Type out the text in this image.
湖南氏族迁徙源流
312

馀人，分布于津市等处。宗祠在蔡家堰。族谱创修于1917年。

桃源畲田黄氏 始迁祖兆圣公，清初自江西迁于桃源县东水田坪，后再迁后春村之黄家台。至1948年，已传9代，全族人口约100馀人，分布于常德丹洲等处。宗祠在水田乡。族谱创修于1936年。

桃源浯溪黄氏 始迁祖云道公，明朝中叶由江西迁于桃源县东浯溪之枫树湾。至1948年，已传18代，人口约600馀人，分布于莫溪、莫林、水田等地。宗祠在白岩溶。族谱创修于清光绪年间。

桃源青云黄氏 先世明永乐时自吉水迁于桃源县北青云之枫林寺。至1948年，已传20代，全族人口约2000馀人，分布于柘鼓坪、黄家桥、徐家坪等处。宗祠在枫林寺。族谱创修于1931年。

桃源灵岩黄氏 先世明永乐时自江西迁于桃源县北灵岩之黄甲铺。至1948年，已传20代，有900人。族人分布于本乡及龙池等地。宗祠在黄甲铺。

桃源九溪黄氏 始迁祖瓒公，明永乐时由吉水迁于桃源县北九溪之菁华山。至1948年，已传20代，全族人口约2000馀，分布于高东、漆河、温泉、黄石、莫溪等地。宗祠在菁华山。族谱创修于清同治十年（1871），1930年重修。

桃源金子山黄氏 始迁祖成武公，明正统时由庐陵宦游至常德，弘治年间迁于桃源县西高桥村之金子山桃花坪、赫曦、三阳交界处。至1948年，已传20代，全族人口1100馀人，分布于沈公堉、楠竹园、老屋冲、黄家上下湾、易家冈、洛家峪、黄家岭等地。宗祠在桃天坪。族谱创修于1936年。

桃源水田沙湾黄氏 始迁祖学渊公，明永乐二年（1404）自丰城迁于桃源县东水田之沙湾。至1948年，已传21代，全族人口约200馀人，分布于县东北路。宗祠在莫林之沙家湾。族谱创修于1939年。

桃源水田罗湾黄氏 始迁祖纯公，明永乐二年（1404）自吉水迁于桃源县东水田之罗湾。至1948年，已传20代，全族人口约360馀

┄┄┄┄┄┄┄┄┄┄┄┄┄┄┄┄┄┄┄┄

Here, the records must be output exactly and in full.

Type out the text in this image.
湖南氏族迁徙源流
312

馀人，分布于津市等处。宗祠在蔡家堰。族谱创修于1917年。

桃源畲田黄氏 始迁祖兆圣公，清初自江西迁于桃源县东水田坪，后再迁后春村之黄家台。至1948年，已传9代，全族人口约100馀人，分布于常德丹洲等处。宗祠在水田乡。族谱创修于1936年。

桃源浯溪黄氏 始迁祖云道公，明朝中叶由江西迁于桃源县东浯溪之枫树湾。至1948年，已传18代，人口约600馀人，分布于莫溪、莫林、水田等地。宗祠在白岩溶。族谱创修于清光绪年间。

桃源青云黄氏 先世明永乐时自吉水迁于桃源县北青云之枫林寺。至1948年，已传20代，全族人口约2000馀人，分布于柘鼓坪、黄家桥、徐家坪等处。宗祠在枫林寺。族谱创修于1931年。

桃源灵岩黄氏 先世明永乐时自江西迁于桃源县北灵岩之黄甲铺。至1948年，已传20代，有900人。族人分布于本乡及龙池等地。宗祠在黄甲铺。

桃源九溪黄氏 始迁祖瓒公，明永乐时由吉水迁于桃源县北九溪之菁华山。至1948年，已传20代，全族人口约2000馀，分布于高东、漆河、温泉、黄石、莫溪等地。宗祠在菁华山。族谱创修于清同治十年（1871），1930年重修。

桃源金子山黄氏 始迁祖成武公，明正统时由庐陵宦游至常德，弘治年间迁于桃源县西高桥村之金子山桃花坪、赫曦、三阳交界处。至1948年，已传20代，全族人口1100馀人，分布于沈公堉、楠竹园、老屋冲、黄家上下湾、易家冈、洛家峪、黄家岭等地。宗祠在桃天坪。族谱创修于1936年。

桃源水田沙湾黄氏 始迁祖学渊公，明永乐二年（1404）自丰城迁于桃源县东水田之沙湾。至1948年，已传21代，全族人口约200馀人，分布于县东北路。宗祠在莫林之沙家湾。族谱创修于1939年。

桃源水田罗湾黄氏 始迁祖纯公，明永乐二年（1404）自吉水迁于桃源县东水田之罗湾。至1948年，已传20代，全族人口约360馀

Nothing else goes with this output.